— START OF DOCUMENT EXTRACT —

Here is the current Additional Buyer’s Stamp Duty Rates in Singapore (2024)

Profile of Buyer ABSD Rates on or after 27 Apr 2023
Singapore Citizens (SC) buying their first residential property Not applicable
SC buying their second residential property 20%
SC buying the third and subsequent residential property 30%
Singapore Permanent Residents (SPR) buying their first residential property 5%
SPR buying a second residential property 30%
SPR buying third and subsequent residential property 35%
Foreigners (FR) buying any residential property 60%
Entities buying any residential property 65%
Housing Developers buying any residential property 35% (Plus Additional 5% (non-remittable))

(source: IRAS)

Legal Process for Foreign Buyers

Foreign buyers must obtain approval from the Singapore Land Authority before purchasing certain types of property, such as landed residential properties. This approval process is in place to ensure that foreign investment aligns with the nation’s housing policies.

Financial Requirements

In addition to the ABSD, foreign buyers are subject to the following financial requirements:

  • Buyer’s Stamp Duty (BSD): This tax is applicable to all property purchases in Singapore. The BSD rates are based on the purchase price or market value of the property, whichever is higher.
  • Associated Costs: Foreign buyers should also account for other costs associated with purchasing property in Singapore, such as legal fees, agent fees, and mortgage-related expenses.

The BSD rates are as follows:

On or after 15 Feb 2023
Purchase price or market value of the property BSD rates for residential properties BSD rates for non-residential properties
First $180,000 1% 1%
Next $180,000 2% 2%
Next $640,000 3% 3%
Next $500,000 4% 4%
Next $1,500,000 5% 5%

(source: IRAS)

— END OF DOCUMENT EXTRACT —
— START OF INFORMATION SUPPLIED —

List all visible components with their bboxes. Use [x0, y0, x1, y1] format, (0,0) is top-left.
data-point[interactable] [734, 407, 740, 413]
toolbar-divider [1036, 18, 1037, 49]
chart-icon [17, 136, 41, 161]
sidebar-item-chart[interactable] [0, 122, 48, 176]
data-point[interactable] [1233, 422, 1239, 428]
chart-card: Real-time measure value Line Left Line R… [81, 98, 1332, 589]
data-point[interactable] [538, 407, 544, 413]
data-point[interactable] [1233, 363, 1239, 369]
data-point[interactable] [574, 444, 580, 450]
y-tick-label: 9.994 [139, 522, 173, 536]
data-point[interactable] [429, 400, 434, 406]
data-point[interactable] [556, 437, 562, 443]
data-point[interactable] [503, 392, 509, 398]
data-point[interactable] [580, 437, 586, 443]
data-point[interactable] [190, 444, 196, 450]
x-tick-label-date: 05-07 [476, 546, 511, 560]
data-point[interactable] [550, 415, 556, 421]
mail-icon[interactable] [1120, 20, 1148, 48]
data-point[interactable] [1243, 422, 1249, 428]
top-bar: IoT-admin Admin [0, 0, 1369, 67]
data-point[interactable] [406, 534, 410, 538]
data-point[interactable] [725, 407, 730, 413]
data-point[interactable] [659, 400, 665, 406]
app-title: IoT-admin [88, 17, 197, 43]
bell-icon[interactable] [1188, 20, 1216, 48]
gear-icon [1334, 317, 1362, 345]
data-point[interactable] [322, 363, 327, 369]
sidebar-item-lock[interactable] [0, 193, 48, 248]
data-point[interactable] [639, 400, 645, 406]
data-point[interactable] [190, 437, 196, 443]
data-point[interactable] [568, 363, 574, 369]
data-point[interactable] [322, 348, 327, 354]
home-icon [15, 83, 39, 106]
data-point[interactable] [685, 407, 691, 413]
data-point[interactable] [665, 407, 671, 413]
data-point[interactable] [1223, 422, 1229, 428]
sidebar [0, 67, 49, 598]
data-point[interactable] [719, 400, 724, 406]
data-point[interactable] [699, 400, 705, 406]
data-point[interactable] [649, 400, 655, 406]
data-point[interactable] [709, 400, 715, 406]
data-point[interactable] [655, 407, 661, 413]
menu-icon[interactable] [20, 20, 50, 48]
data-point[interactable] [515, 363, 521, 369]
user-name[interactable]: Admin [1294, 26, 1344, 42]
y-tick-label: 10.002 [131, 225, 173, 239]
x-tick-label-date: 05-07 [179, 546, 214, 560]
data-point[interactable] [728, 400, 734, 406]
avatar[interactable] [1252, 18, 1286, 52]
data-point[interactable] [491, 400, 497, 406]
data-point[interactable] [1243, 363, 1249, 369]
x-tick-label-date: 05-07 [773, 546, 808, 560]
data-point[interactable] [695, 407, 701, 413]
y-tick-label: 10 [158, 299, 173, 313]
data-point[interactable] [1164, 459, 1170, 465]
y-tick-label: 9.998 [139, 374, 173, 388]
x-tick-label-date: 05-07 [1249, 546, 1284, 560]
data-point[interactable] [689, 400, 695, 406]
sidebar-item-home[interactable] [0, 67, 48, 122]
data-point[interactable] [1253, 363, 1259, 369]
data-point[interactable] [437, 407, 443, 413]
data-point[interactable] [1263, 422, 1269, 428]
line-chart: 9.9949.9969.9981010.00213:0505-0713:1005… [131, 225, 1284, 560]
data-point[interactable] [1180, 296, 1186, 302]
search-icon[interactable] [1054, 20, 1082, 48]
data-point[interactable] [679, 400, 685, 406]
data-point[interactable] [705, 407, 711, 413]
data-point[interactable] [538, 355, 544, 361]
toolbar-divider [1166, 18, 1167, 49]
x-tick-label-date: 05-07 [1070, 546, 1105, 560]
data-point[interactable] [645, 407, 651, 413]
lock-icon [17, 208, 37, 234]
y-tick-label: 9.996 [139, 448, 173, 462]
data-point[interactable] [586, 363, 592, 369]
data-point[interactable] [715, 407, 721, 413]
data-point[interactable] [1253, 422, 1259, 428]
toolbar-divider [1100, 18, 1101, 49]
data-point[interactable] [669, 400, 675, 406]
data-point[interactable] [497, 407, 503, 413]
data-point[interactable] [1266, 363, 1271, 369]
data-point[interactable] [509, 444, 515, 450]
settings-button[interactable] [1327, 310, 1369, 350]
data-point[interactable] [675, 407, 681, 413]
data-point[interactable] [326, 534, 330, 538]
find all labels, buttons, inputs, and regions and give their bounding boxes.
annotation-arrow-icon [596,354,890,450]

— END OF INFORMATION SUPPLIED —

REQUIRED WORK
1. In the text on Singapore property stamp duties, which authority must approve foreign buyers before they purchase certain property types, such as landed residential properties?
2. Continue the text on Singapore property stamp duties from its last line.
You can ignore the records for these tasks.

RESULTS OF THE TASKS
1. The Singapore Land Authority.

2.
Steps to Buying Property as a Foreigner in Singapore

Buying property in Singapore as a foreigner involves a series of steps to ensure a successful transaction. Here’s a step-by-step guide to help you navigate the process:

Research and Property Search

Start by researching the Singapore property market to understand the types of properties available and their respective regulations for foreign buyers. Utilize online property portals, engage with real estate agents, or attend property exhibitions to find suitable properties.

Engage a Real Estate Agent

Consider hiring a reputable real estate agent who has experience working with foreign buyers. They can provide valuable insights, assist with property viewings, and help negotiate the best deal.

“Always ask about their experience and what the agent does to separate himself/herself from other agents,” advised Louis Adler, principal, and co-founder of REAL New York, in an interview with Forbes.

Conduct Due Diligence

Once you’ve identified a property, conduct thorough due diligence. Due diligence is a crucial step in the property buying process, especially for foreign buyers. It involves verifying all aspects of the property and the transaction to ensure a smooth and risk-free purchase. 

This includes verifying the property’s ownership, understanding the lease terms (if applicable), and checking for legal encumbrances.

  • Verify Ownership and Title: Check the property’s title deed to confirm the seller’s ownership and ensure no disputes or encumbrances on the property.
  • Understand Lease Terms (if applicable): If the property is leasehold, understand the lease terms, including the remaining lease period and any restrictions or conditions imposed by the lease.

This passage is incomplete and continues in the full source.